- **Instruction**
Look below. Copy each line that has "name" in it.

- **Records for the task**
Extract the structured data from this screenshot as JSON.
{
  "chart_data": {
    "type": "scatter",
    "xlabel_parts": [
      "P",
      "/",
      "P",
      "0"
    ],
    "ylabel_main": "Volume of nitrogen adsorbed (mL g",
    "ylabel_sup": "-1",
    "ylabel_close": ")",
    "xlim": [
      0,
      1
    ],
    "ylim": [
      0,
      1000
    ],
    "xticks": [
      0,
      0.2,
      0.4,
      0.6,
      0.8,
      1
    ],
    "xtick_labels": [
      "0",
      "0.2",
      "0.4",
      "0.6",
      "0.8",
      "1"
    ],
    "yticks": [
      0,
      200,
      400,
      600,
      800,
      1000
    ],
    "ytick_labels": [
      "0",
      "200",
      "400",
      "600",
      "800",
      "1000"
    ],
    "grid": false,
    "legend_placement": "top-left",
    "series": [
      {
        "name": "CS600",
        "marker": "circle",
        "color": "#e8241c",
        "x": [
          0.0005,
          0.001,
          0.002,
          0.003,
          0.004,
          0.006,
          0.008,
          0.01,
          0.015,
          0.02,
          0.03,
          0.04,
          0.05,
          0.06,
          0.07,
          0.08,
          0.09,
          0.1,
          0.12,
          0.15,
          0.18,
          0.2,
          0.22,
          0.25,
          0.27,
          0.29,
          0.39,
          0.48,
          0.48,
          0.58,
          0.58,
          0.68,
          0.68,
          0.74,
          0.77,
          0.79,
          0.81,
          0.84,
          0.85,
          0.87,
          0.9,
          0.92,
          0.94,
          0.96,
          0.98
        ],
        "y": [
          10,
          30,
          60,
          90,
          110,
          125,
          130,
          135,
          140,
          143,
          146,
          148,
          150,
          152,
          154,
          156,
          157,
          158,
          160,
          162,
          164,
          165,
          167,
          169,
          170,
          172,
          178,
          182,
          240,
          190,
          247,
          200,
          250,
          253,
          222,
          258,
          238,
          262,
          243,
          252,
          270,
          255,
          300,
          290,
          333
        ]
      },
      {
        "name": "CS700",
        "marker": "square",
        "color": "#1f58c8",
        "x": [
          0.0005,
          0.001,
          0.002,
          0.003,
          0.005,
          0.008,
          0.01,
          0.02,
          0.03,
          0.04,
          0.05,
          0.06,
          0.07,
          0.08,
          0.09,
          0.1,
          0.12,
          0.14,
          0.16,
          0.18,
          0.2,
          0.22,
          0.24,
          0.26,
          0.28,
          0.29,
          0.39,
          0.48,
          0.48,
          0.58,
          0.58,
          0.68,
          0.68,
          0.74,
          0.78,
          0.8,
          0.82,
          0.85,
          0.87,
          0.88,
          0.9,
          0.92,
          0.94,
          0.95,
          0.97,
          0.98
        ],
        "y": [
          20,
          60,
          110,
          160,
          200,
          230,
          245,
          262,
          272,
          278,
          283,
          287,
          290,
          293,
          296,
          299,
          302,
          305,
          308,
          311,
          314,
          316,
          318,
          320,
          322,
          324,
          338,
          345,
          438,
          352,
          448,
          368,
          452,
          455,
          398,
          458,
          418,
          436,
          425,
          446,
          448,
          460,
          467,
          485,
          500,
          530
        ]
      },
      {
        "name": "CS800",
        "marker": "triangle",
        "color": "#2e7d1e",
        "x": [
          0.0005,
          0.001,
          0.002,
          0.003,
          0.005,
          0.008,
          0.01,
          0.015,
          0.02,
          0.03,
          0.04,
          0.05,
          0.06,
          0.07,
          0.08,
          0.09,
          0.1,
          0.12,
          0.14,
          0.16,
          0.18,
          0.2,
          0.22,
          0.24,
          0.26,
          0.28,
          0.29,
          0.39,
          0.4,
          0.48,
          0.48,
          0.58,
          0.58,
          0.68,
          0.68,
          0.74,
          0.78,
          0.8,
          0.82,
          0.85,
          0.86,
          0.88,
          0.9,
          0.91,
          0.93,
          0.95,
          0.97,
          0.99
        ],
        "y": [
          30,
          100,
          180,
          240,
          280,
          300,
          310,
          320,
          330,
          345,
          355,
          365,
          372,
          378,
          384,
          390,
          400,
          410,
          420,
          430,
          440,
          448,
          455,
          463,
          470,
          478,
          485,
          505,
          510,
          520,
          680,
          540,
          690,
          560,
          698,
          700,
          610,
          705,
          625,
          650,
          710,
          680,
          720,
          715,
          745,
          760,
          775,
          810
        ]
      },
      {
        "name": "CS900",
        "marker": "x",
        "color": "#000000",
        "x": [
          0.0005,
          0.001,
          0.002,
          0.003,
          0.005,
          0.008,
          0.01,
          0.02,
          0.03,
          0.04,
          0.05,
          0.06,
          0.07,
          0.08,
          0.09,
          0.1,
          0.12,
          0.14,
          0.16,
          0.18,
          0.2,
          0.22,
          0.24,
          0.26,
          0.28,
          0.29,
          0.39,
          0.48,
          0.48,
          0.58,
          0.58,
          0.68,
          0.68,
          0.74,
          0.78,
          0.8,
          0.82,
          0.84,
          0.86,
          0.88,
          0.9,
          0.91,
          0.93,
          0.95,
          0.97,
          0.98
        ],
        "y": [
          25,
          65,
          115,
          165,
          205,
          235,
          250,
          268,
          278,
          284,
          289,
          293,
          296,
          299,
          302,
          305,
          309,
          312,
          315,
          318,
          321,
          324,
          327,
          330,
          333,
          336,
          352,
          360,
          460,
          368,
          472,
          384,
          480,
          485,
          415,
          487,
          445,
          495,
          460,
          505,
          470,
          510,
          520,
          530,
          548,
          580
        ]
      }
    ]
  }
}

- **Response below**
        "name": "CS600",
        "name": "CS700",
        "name": "CS800",
        "name": "CS900",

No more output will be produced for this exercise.